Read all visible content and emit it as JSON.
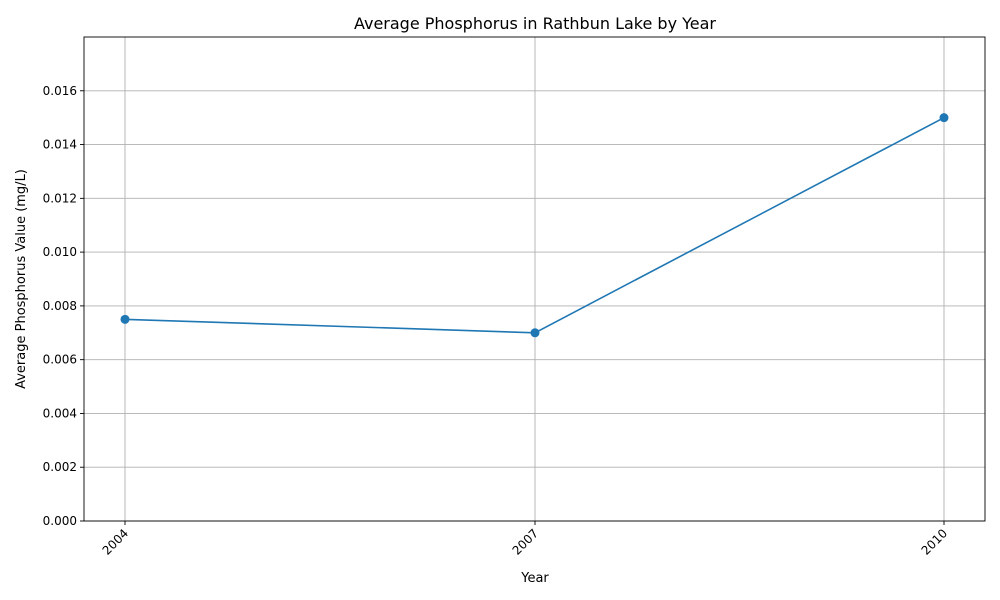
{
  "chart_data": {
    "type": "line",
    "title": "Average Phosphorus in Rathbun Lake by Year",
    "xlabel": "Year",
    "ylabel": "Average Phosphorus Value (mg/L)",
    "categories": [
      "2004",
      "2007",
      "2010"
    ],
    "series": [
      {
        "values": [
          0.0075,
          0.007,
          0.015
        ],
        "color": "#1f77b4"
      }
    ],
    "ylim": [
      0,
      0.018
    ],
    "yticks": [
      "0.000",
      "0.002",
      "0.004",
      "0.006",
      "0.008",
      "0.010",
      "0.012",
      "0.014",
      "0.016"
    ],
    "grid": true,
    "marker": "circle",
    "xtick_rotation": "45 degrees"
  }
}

- - -

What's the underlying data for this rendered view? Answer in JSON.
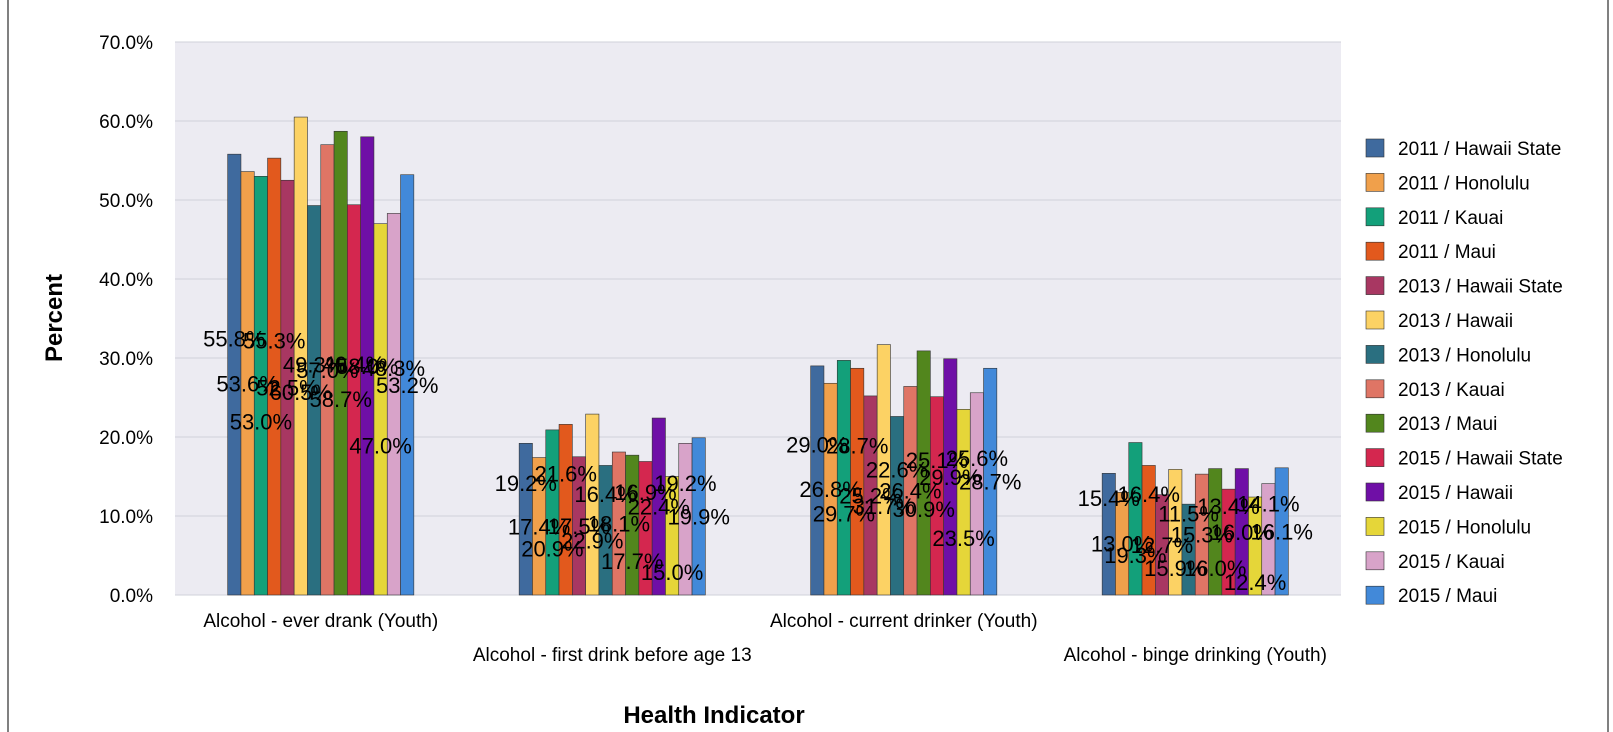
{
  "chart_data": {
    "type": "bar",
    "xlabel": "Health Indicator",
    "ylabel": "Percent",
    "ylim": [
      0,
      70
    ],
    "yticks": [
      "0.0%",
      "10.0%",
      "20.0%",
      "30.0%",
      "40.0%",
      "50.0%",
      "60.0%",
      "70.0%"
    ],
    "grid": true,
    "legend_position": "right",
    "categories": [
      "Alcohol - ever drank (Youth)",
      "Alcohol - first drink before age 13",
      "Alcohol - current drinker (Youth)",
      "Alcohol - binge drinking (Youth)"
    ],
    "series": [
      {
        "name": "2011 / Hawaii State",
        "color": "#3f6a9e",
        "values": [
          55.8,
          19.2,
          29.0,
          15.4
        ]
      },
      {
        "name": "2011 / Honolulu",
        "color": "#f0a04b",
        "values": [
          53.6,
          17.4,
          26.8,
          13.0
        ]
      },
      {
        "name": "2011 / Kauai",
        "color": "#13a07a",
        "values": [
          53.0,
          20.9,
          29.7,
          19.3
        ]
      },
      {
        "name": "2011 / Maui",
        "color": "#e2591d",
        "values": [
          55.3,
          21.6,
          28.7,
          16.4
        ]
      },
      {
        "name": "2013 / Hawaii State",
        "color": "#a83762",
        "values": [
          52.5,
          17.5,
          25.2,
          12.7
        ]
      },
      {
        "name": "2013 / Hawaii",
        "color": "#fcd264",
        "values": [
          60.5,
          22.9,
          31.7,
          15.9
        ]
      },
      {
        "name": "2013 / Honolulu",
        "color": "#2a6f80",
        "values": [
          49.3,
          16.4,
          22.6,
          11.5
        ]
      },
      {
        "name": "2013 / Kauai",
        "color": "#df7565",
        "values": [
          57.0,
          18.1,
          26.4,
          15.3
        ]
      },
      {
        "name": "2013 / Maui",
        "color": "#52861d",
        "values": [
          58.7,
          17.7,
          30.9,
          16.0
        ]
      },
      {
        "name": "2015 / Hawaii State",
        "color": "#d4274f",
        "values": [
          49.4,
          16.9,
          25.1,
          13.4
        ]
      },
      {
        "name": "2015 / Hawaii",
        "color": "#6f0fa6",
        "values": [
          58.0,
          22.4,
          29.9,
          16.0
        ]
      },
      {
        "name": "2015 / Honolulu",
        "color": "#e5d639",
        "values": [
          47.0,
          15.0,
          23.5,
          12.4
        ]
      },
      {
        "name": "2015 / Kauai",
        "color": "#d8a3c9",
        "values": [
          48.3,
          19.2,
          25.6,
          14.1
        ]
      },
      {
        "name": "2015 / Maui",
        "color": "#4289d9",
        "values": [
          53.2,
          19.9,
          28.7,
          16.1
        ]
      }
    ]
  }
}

- - -

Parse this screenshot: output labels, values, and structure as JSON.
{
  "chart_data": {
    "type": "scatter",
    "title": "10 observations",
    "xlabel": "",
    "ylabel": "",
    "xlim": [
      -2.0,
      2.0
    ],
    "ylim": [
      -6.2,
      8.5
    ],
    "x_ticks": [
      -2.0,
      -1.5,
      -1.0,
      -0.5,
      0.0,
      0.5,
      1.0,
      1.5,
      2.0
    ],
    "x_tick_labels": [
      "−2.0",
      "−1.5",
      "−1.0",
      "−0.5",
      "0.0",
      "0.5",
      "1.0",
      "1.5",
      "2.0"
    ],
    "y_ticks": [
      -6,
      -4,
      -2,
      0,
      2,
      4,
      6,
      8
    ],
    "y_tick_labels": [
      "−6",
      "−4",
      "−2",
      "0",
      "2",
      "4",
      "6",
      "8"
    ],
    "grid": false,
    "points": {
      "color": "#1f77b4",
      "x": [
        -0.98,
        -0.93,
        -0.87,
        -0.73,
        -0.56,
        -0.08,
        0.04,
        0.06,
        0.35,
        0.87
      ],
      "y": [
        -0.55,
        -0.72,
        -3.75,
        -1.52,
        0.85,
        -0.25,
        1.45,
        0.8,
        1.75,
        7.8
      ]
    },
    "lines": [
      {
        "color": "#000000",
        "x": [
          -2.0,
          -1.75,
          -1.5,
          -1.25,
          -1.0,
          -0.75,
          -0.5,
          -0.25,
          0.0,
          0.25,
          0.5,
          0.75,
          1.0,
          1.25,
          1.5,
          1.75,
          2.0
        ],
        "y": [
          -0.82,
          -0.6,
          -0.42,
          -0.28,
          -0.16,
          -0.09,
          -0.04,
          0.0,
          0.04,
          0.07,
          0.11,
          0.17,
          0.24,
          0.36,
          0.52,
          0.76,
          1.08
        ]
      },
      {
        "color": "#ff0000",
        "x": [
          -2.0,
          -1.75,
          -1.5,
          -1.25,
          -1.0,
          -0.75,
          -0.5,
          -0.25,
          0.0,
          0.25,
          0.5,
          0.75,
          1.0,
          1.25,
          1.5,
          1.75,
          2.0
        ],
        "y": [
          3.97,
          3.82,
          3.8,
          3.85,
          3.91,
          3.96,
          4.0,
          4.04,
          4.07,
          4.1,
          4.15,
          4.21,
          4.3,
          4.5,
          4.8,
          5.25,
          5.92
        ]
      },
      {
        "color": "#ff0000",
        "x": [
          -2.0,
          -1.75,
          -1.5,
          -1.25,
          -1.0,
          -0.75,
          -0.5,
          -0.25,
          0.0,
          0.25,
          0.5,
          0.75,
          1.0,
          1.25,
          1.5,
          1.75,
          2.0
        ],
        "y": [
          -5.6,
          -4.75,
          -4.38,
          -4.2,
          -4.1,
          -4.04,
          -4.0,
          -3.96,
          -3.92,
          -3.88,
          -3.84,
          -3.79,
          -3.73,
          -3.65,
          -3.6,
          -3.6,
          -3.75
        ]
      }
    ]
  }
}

- - -

◆ PROBLEM DESCRIPTION:
Determine how many of the lines above hold the word "this", and output that number by itself.

◆ WRITTEN SOLUTION:
2